> _What the task requires_: Update the rows starting with the line that contains "Detect and localize" and going on through the line that contains "y axis ticks: 120 xyxy=(196,477,217,494)": write them out again with "footnotes" replaced by "notes" and all else unchanged.

> _Extracted material_:

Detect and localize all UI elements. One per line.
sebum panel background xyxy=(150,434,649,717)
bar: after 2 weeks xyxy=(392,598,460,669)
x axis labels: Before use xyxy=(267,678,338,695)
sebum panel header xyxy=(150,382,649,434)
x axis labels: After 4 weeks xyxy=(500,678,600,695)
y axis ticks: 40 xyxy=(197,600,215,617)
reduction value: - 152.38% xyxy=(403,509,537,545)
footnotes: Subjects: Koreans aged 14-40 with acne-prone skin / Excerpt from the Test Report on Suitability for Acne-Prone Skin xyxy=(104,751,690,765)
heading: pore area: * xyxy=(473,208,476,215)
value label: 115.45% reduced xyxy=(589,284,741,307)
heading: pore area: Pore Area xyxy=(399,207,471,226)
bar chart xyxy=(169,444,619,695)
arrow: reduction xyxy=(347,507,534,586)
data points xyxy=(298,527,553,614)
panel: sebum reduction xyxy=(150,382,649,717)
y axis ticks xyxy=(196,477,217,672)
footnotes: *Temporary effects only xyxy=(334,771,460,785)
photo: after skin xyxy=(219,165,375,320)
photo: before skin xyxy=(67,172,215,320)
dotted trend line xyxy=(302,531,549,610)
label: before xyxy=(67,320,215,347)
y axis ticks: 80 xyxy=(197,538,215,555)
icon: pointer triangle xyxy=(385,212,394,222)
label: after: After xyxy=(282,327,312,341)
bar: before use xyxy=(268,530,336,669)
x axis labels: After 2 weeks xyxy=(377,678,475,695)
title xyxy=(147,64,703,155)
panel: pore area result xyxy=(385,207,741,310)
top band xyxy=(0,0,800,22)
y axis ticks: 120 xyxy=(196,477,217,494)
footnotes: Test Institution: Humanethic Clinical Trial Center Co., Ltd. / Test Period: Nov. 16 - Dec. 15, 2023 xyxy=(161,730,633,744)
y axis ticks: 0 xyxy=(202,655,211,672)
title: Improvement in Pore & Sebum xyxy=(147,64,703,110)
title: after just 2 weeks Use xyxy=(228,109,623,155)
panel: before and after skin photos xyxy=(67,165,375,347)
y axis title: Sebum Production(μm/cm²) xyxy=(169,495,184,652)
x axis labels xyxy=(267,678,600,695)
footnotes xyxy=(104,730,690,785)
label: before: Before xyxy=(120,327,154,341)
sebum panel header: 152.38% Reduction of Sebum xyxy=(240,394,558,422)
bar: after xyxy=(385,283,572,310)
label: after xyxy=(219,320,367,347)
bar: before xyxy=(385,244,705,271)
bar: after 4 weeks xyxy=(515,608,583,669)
---
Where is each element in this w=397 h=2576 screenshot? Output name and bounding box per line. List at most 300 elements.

> _Response to this exercise_:
Detect and localize all UI elements. One per line.
sebum panel background xyxy=(150,434,649,717)
bar: after 2 weeks xyxy=(392,598,460,669)
x axis labels: Before use xyxy=(267,678,338,695)
sebum panel header xyxy=(150,382,649,434)
x axis labels: After 4 weeks xyxy=(500,678,600,695)
y axis ticks: 40 xyxy=(197,600,215,617)
reduction value: - 152.38% xyxy=(403,509,537,545)
notes: Subjects: Koreans aged 14-40 with acne-prone skin / Excerpt from the Test Report on Suitability for Acne-Prone Skin xyxy=(104,751,690,765)
heading: pore area: * xyxy=(473,208,476,215)
value label: 115.45% reduced xyxy=(589,284,741,307)
heading: pore area: Pore Area xyxy=(399,207,471,226)
bar chart xyxy=(169,444,619,695)
arrow: reduction xyxy=(347,507,534,586)
data points xyxy=(298,527,553,614)
panel: sebum reduction xyxy=(150,382,649,717)
y axis ticks xyxy=(196,477,217,672)
notes: *Temporary effects only xyxy=(334,771,460,785)
photo: after skin xyxy=(219,165,375,320)
photo: before skin xyxy=(67,172,215,320)
dotted trend line xyxy=(302,531,549,610)
label: before xyxy=(67,320,215,347)
y axis ticks: 80 xyxy=(197,538,215,555)
icon: pointer triangle xyxy=(385,212,394,222)
label: after: After xyxy=(282,327,312,341)
bar: before use xyxy=(268,530,336,669)
x axis labels: After 2 weeks xyxy=(377,678,475,695)
title xyxy=(147,64,703,155)
panel: pore area result xyxy=(385,207,741,310)
top band xyxy=(0,0,800,22)
y axis ticks: 120 xyxy=(196,477,217,494)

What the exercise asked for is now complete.